## EXERCISE
Write out the whole listing exactly as it stands.

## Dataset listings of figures
-- BEGIN --
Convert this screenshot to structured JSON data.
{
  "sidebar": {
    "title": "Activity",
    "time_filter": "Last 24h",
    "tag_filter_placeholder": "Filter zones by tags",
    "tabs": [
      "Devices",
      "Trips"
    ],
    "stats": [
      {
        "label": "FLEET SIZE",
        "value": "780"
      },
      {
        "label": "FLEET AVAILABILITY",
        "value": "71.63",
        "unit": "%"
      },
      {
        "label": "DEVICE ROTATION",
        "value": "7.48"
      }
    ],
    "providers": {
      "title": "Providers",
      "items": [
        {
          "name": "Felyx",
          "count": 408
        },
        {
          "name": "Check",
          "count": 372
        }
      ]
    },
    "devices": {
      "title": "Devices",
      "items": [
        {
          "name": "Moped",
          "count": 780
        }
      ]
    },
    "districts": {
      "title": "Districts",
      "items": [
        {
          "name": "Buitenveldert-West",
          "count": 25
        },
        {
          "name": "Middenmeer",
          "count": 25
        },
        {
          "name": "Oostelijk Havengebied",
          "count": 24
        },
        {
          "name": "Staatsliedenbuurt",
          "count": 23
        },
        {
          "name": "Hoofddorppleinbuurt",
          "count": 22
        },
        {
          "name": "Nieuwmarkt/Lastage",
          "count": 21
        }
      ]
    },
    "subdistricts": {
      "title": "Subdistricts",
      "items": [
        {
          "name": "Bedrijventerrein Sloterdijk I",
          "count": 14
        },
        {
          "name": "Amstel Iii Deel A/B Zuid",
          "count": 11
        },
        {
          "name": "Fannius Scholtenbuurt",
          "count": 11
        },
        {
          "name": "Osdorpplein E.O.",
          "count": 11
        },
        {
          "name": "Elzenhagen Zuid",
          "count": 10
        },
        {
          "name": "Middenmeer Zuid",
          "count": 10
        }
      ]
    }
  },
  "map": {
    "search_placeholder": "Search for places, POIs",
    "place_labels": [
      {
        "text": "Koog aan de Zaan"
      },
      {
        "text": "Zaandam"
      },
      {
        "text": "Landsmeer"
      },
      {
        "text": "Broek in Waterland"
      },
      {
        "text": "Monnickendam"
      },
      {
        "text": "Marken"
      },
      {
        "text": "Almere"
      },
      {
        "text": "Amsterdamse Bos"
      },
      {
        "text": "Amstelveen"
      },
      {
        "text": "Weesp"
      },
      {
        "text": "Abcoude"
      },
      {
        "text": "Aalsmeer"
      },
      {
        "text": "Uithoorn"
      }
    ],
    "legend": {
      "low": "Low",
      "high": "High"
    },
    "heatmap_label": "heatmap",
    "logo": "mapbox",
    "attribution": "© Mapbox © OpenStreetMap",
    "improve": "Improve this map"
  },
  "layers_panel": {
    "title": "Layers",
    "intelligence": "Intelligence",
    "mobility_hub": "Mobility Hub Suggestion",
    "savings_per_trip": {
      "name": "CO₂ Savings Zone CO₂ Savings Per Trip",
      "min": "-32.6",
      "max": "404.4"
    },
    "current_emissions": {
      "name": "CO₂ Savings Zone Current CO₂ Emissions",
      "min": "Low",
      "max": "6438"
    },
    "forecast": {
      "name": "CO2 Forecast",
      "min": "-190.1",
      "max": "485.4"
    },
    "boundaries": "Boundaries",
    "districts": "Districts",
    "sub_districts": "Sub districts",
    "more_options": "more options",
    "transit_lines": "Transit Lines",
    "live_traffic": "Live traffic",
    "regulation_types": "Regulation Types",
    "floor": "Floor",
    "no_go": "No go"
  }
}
-- END --
## EXPECTED OUTPUT
Convert this screenshot to structured JSON data.
{
  "sidebar": {
    "title": "Activity",
    "time_filter": "Last 24h",
    "tag_filter_placeholder": "Filter zones by tags",
    "tabs": [
      "Devices",
      "Trips"
    ],
    "stats": [
      {
        "label": "FLEET SIZE",
        "value": "780"
      },
      {
        "label": "FLEET AVAILABILITY",
        "value": "71.63",
        "unit": "%"
      },
      {
        "label": "DEVICE ROTATION",
        "value": "7.48"
      }
    ],
    "providers": {
      "title": "Providers",
      "items": [
        {
          "name": "Felyx",
          "count": 408
        },
        {
          "name": "Check",
          "count": 372
        }
      ]
    },
    "devices": {
      "title": "Devices",
      "items": [
        {
          "name": "Moped",
          "count": 780
        }
      ]
    },
    "districts": {
      "title": "Districts",
      "items": [
        {
          "name": "Buitenveldert-West",
          "count": 25
        },
        {
          "name": "Middenmeer",
          "count": 25
        },
        {
          "name": "Oostelijk Havengebied",
          "count": 24
        },
        {
          "name": "Staatsliedenbuurt",
          "count": 23
        },
        {
          "name": "Hoofddorppleinbuurt",
          "count": 22
        },
        {
          "name": "Nieuwmarkt/Lastage",
          "count": 21
        }
      ]
    },
    "subdistricts": {
      "title": "Subdistricts",
      "items": [
        {
          "name": "Bedrijventerrein Sloterdijk I",
          "count": 14
        },
        {
          "name": "Amstel Iii Deel A/B Zuid",
          "count": 11
        },
        {
          "name": "Fannius Scholtenbuurt",
          "count": 11
        },
        {
          "name": "Osdorpplein E.O.",
          "count": 11
        },
        {
          "name": "Elzenhagen Zuid",
          "count": 10
        },
        {
          "name": "Middenmeer Zuid",
          "count": 10
        }
      ]
    }
  },
  "map": {
    "search_placeholder": "Search for places, POIs",
    "place_labels": [
      {
        "text": "Koog aan de Zaan"
      },
      {
        "text": "Zaandam"
      },
      {
        "text": "Landsmeer"
      },
      {
        "text": "Broek in Waterland"
      },
      {
        "text": "Monnickendam"
      },
      {
        "text": "Marken"
      },
      {
        "text": "Almere"
      },
      {
        "text": "Amsterdamse Bos"
      },
      {
        "text": "Amstelveen"
      },
      {
        "text": "Weesp"
      },
      {
        "text": "Abcoude"
      },
      {
        "text": "Aalsmeer"
      },
      {
        "text": "Uithoorn"
      }
    ],
    "legend": {
      "low": "Low",
      "high": "High"
    },
    "heatmap_label": "heatmap",
    "logo": "mapbox",
    "attribution": "© Mapbox © OpenStreetMap",
    "improve": "Improve this map"
  },
  "layers_panel": {
    "title": "Layers",
    "intelligence": "Intelligence",
    "mobility_hub": "Mobility Hub Suggestion",
    "savings_per_trip": {
      "name": "CO₂ Savings Zone CO₂ Savings Per Trip",
      "min": "-32.6",
      "max": "404.4"
    },
    "current_emissions": {
      "name": "CO₂ Savings Zone Current CO₂ Emissions",
      "min": "Low",
      "max": "6438"
    },
    "forecast": {
      "name": "CO2 Forecast",
      "min": "-190.1",
      "max": "485.4"
    },
    "boundaries": "Boundaries",
    "districts": "Districts",
    "sub_districts": "Sub districts",
    "more_options": "more options",
    "transit_lines": "Transit Lines",
    "live_traffic": "Live traffic",
    "regulation_types": "Regulation Types",
    "floor": "Floor",
    "no_go": "No go"
  }
}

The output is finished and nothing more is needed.